Collected data:
▽
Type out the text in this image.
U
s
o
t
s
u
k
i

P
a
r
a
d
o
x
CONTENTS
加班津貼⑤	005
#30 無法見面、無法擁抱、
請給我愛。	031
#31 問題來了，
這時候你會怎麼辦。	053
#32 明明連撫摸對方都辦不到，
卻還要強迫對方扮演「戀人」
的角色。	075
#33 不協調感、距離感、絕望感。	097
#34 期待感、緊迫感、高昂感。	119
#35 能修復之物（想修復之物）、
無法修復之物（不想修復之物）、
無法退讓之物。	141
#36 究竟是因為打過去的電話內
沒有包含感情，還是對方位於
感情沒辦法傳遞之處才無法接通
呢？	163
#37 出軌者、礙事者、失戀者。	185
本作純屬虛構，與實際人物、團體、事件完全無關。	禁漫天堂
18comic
△
STATED PROBLEM:
Repeat every line of the records above exactly.

ANSWER FOR THIS EXERCISE:
Type out the text in this image.
U
s
o
t
s
u
k
i

P
a
r
a
d
o
x
CONTENTS
加班津貼⑤	005
#30 無法見面、無法擁抱、
請給我愛。	031
#31 問題來了，
這時候你會怎麼辦。	053
#32 明明連撫摸對方都辦不到，
卻還要強迫對方扮演「戀人」
的角色。	075
#33 不協調感、距離感、絕望感。	097
#34 期待感、緊迫感、高昂感。	119
#35 能修復之物（想修復之物）、
無法修復之物（不想修復之物）、
無法退讓之物。	141
#36 究竟是因為打過去的電話內
沒有包含感情，還是對方位於
感情沒辦法傳遞之處才無法接通
呢？	163
#37 出軌者、礙事者、失戀者。	185
本作純屬虛構，與實際人物、團體、事件完全無關。	禁漫天堂
18comic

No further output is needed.